— begin —
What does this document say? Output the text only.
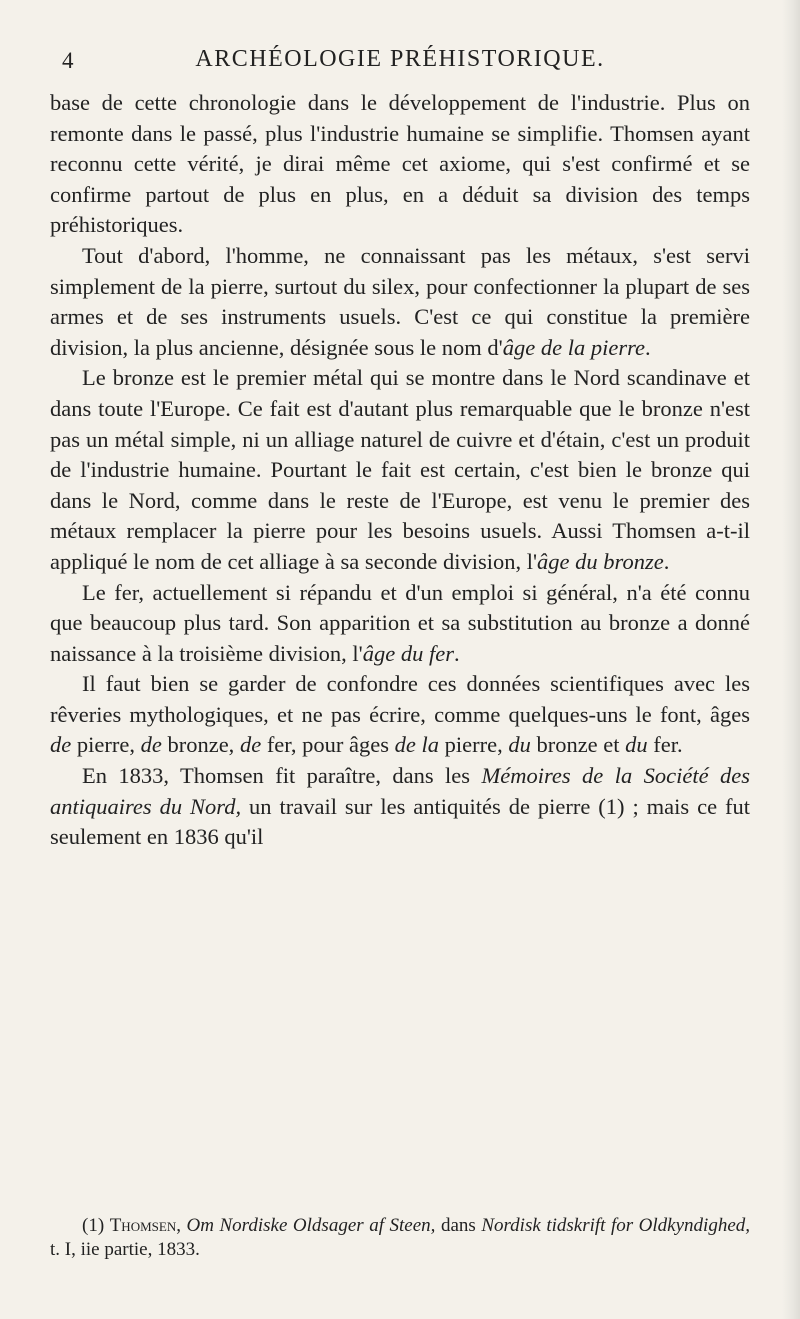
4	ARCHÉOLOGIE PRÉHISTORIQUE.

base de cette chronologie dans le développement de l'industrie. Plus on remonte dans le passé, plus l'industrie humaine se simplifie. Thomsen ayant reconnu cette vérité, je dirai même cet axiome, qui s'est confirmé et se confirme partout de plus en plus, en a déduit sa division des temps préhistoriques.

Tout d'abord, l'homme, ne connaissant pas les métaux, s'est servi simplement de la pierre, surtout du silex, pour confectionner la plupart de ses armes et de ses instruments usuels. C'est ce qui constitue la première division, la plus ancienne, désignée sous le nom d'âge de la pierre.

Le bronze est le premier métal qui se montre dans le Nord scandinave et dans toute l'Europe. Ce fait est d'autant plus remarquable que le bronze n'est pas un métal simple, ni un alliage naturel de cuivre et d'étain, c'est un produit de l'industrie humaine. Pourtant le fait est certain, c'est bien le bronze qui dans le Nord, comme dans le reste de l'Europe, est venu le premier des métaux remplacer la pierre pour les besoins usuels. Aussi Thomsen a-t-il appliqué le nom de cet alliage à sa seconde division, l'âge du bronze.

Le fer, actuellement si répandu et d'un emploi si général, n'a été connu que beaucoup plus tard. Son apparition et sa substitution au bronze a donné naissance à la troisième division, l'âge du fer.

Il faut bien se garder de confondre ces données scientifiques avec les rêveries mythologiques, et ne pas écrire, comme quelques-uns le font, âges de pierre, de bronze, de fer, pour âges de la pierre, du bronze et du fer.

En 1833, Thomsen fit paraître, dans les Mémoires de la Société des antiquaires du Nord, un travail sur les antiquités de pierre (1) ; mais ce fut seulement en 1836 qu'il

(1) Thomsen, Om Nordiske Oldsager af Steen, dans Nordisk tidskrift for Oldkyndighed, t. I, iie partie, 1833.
— end —
Problem requirements: Make an exact copy of the records shown above, without the pictures.

Response to the task:
What does this document say? Output the text only.
4	ARCHÉOLOGIE PRÉHISTORIQUE.

base de cette chronologie dans le développement de l'industrie. Plus on remonte dans le passé, plus l'industrie humaine se simplifie. Thomsen ayant reconnu cette vérité, je dirai même cet axiome, qui s'est confirmé et se confirme partout de plus en plus, en a déduit sa division des temps préhistoriques.

Tout d'abord, l'homme, ne connaissant pas les métaux, s'est servi simplement de la pierre, surtout du silex, pour confectionner la plupart de ses armes et de ses instruments usuels. C'est ce qui constitue la première division, la plus ancienne, désignée sous le nom d'âge de la pierre.

Le bronze est le premier métal qui se montre dans le Nord scandinave et dans toute l'Europe. Ce fait est d'autant plus remarquable que le bronze n'est pas un métal simple, ni un alliage naturel de cuivre et d'étain, c'est un produit de l'industrie humaine. Pourtant le fait est certain, c'est bien le bronze qui dans le Nord, comme dans le reste de l'Europe, est venu le premier des métaux remplacer la pierre pour les besoins usuels. Aussi Thomsen a-t-il appliqué le nom de cet alliage à sa seconde division, l'âge du bronze.

Le fer, actuellement si répandu et d'un emploi si général, n'a été connu que beaucoup plus tard. Son apparition et sa substitution au bronze a donné naissance à la troisième division, l'âge du fer.

Il faut bien se garder de confondre ces données scientifiques avec les rêveries mythologiques, et ne pas écrire, comme quelques-uns le font, âges de pierre, de bronze, de fer, pour âges de la pierre, du bronze et du fer.

En 1833, Thomsen fit paraître, dans les Mémoires de la Société des antiquaires du Nord, un travail sur les antiquités de pierre (1) ; mais ce fut seulement en 1836 qu'il

(1) Thomsen, Om Nordiske Oldsager af Steen, dans Nordisk tidskrift for Oldkyndighed, t. I, iie partie, 1833.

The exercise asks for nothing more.